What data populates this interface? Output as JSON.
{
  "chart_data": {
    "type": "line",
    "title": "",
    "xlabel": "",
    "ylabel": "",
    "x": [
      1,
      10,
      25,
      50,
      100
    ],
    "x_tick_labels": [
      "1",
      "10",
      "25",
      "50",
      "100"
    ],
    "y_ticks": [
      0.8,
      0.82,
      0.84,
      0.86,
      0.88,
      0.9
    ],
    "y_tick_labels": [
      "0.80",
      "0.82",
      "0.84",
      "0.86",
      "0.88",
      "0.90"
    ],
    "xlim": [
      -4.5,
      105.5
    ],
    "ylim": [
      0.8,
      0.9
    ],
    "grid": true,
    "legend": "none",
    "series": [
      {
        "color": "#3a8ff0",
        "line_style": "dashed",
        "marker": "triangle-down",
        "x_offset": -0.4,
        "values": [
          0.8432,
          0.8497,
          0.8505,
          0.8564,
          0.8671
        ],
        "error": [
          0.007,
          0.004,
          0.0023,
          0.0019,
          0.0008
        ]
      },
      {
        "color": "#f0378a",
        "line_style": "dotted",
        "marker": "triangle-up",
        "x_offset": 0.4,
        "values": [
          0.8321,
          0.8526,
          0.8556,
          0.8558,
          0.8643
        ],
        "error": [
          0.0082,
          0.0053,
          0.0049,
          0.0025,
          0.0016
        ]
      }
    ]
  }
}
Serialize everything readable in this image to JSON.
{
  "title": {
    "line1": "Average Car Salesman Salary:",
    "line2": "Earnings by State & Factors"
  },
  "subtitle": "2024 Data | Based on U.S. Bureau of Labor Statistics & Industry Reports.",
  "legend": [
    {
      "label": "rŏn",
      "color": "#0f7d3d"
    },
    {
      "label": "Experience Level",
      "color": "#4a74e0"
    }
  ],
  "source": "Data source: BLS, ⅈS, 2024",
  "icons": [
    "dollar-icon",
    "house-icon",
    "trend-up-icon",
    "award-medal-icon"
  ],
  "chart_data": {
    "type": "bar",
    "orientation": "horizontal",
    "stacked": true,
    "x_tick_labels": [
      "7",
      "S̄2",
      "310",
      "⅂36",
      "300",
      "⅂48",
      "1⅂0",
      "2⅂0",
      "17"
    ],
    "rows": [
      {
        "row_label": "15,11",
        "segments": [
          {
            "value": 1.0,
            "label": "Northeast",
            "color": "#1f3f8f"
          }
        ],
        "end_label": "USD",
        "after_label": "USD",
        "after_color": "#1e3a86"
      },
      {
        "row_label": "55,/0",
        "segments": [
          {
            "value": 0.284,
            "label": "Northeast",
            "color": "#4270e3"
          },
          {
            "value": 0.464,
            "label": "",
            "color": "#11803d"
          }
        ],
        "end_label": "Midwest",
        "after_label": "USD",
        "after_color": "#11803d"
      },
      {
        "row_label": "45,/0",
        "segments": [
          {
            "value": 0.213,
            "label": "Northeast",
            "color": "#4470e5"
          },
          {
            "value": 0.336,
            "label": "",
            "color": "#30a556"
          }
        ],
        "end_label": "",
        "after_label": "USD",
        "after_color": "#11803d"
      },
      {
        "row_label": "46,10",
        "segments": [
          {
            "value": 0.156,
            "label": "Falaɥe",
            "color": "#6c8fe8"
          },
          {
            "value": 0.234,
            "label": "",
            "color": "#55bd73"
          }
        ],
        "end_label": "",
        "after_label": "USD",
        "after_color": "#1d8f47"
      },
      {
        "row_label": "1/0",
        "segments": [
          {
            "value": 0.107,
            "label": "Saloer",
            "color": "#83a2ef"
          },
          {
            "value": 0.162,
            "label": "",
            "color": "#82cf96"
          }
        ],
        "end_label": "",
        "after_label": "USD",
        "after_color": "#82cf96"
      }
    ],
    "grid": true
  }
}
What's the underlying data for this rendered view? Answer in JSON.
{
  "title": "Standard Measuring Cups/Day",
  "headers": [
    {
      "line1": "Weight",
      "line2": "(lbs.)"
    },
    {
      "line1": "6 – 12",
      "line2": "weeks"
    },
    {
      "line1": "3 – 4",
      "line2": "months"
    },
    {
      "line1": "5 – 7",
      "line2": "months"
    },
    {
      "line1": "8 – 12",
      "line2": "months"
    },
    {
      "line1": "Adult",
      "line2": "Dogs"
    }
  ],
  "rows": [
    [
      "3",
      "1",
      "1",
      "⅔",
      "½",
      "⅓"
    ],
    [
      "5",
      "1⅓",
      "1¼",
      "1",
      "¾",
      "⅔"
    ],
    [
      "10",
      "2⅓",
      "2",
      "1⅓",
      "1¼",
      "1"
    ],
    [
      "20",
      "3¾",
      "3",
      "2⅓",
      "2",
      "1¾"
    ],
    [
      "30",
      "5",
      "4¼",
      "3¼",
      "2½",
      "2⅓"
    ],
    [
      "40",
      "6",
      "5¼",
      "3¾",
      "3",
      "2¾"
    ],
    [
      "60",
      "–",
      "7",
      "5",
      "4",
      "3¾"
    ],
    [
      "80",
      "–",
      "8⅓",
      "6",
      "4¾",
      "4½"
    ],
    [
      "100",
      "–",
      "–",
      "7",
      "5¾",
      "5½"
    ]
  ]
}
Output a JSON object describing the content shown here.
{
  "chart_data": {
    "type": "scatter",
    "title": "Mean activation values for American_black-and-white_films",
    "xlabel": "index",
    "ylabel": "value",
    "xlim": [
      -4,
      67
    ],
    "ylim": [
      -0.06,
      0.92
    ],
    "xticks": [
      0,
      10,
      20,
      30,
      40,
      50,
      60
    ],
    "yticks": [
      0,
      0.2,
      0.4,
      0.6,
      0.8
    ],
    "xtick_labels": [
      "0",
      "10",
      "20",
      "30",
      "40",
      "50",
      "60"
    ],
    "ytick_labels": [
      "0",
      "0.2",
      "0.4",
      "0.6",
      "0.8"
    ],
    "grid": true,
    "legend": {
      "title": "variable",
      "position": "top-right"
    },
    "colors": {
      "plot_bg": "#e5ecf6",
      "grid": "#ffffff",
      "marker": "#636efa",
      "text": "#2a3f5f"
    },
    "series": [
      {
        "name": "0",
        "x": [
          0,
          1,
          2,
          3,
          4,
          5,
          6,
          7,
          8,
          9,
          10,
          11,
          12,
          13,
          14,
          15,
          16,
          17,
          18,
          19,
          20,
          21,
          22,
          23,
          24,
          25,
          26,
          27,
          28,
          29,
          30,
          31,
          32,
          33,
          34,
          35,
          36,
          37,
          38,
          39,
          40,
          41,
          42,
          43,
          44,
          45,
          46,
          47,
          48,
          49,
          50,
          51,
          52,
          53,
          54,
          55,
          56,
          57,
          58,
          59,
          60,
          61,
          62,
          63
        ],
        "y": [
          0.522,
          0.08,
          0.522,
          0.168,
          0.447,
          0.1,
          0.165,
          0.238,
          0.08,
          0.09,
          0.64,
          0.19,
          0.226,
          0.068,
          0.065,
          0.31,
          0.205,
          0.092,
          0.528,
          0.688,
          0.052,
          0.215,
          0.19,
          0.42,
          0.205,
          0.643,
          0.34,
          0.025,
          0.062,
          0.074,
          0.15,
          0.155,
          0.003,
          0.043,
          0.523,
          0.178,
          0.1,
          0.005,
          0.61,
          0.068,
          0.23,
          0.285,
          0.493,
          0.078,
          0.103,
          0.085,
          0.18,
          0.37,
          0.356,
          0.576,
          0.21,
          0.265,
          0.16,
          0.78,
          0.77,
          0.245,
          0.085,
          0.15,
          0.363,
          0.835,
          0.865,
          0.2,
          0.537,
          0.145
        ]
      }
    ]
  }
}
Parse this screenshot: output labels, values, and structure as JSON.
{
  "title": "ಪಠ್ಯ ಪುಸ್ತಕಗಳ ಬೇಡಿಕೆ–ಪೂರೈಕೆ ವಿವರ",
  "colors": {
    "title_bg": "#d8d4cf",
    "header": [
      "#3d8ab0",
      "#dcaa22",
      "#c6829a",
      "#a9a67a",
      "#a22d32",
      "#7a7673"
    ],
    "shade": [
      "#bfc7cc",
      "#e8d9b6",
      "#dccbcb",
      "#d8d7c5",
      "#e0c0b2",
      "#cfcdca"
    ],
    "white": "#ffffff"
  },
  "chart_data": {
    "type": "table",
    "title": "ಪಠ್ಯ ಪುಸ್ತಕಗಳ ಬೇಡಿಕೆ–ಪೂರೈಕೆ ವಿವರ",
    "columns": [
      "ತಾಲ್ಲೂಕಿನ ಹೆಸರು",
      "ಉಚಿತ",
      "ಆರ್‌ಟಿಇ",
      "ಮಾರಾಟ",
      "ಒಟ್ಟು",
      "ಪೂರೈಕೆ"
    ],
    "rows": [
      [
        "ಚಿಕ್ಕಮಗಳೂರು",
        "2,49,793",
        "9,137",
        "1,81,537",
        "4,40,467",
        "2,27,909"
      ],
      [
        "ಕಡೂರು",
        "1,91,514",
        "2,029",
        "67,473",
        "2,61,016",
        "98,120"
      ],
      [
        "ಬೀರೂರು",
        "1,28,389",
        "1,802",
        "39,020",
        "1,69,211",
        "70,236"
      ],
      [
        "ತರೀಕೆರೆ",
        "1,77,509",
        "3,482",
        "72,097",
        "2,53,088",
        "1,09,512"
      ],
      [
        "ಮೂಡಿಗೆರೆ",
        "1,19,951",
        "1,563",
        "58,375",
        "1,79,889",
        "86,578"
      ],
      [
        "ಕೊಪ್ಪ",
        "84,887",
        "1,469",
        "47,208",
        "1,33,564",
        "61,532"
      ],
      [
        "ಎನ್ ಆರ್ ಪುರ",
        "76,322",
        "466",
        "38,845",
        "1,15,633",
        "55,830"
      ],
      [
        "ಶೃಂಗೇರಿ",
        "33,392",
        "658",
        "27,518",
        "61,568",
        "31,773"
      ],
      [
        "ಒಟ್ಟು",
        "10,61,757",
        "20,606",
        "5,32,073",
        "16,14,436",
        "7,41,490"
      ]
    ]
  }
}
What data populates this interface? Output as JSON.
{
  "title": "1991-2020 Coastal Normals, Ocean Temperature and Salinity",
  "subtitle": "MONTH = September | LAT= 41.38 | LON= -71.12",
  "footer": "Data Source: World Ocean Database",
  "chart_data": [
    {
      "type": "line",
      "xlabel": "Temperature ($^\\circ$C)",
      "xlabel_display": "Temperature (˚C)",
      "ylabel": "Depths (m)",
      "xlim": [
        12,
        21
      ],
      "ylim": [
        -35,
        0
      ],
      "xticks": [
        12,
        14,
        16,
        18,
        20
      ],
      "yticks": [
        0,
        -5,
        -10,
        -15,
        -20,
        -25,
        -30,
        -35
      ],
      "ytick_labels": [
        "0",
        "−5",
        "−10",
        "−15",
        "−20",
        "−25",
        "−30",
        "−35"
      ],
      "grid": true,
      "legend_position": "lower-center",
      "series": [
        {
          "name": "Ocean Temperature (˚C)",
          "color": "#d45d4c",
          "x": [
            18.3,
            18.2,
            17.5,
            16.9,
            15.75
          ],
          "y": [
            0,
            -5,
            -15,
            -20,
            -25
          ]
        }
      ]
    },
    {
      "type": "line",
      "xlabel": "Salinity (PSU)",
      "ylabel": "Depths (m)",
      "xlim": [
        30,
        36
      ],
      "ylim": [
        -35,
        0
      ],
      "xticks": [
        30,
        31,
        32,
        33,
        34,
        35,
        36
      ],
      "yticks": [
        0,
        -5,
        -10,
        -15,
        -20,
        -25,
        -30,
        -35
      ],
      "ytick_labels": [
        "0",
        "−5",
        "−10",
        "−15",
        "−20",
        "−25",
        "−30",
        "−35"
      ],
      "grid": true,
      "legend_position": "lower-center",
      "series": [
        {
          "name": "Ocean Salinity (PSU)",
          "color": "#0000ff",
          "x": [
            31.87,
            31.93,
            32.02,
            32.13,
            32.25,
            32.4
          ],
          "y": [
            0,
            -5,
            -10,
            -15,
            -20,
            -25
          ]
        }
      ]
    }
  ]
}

--------------------------------

WHAT IS ASKED |
All lines that include "JSON" are to be gathered and copied.

WRITTEN SOLUTION |
What data populates this interface? Output as JSON.
Serialize everything readable in this image to JSON.
What's the underlying data for this rendered view? Answer in JSON.
Output a JSON object describing the content shown here.
Parse this screenshot: output labels, values, and structure as JSON.
What data populates this interface? Output as JSON.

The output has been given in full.